### WHAT IS NEEDED
For the data below, work out how many lines contain the word "times" and supply only that number.

Recorded data:

BEGIN

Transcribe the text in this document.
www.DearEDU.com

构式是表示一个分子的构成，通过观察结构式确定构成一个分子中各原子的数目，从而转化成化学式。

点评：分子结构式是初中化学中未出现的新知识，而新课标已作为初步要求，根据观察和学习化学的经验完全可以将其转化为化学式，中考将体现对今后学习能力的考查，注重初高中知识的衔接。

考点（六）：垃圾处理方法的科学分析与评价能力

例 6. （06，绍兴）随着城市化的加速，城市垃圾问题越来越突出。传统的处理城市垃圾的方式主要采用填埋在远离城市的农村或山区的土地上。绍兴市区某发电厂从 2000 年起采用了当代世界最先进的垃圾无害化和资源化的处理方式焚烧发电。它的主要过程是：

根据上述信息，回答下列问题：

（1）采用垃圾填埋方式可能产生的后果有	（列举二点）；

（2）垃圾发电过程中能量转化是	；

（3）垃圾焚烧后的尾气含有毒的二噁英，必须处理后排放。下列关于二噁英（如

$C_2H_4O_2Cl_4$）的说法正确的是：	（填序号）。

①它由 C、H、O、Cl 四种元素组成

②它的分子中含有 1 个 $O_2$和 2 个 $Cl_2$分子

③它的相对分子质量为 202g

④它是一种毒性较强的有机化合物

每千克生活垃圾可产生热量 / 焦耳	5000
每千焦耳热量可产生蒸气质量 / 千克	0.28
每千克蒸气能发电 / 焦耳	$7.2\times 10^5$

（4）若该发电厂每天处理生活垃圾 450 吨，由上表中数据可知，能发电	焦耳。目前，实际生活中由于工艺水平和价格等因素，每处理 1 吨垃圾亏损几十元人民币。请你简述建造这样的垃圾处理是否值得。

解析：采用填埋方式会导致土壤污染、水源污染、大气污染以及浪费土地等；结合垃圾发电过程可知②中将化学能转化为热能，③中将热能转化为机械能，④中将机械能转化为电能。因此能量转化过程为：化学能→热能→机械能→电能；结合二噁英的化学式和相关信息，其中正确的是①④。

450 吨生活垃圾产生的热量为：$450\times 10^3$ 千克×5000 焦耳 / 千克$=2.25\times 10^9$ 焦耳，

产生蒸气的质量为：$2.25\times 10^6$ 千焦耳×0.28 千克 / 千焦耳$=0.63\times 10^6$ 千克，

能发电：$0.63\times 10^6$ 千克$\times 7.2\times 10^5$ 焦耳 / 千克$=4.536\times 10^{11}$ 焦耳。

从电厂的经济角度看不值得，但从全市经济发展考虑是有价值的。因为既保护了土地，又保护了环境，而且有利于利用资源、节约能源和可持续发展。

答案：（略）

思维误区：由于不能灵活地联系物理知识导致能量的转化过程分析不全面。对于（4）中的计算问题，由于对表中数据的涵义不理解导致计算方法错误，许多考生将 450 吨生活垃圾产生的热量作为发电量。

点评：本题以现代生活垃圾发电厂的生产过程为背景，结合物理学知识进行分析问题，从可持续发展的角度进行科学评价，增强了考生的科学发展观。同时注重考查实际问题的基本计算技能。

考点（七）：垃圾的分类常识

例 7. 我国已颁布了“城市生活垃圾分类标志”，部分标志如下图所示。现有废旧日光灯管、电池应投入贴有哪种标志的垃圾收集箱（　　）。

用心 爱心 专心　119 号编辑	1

END

### FINISHED TASK
4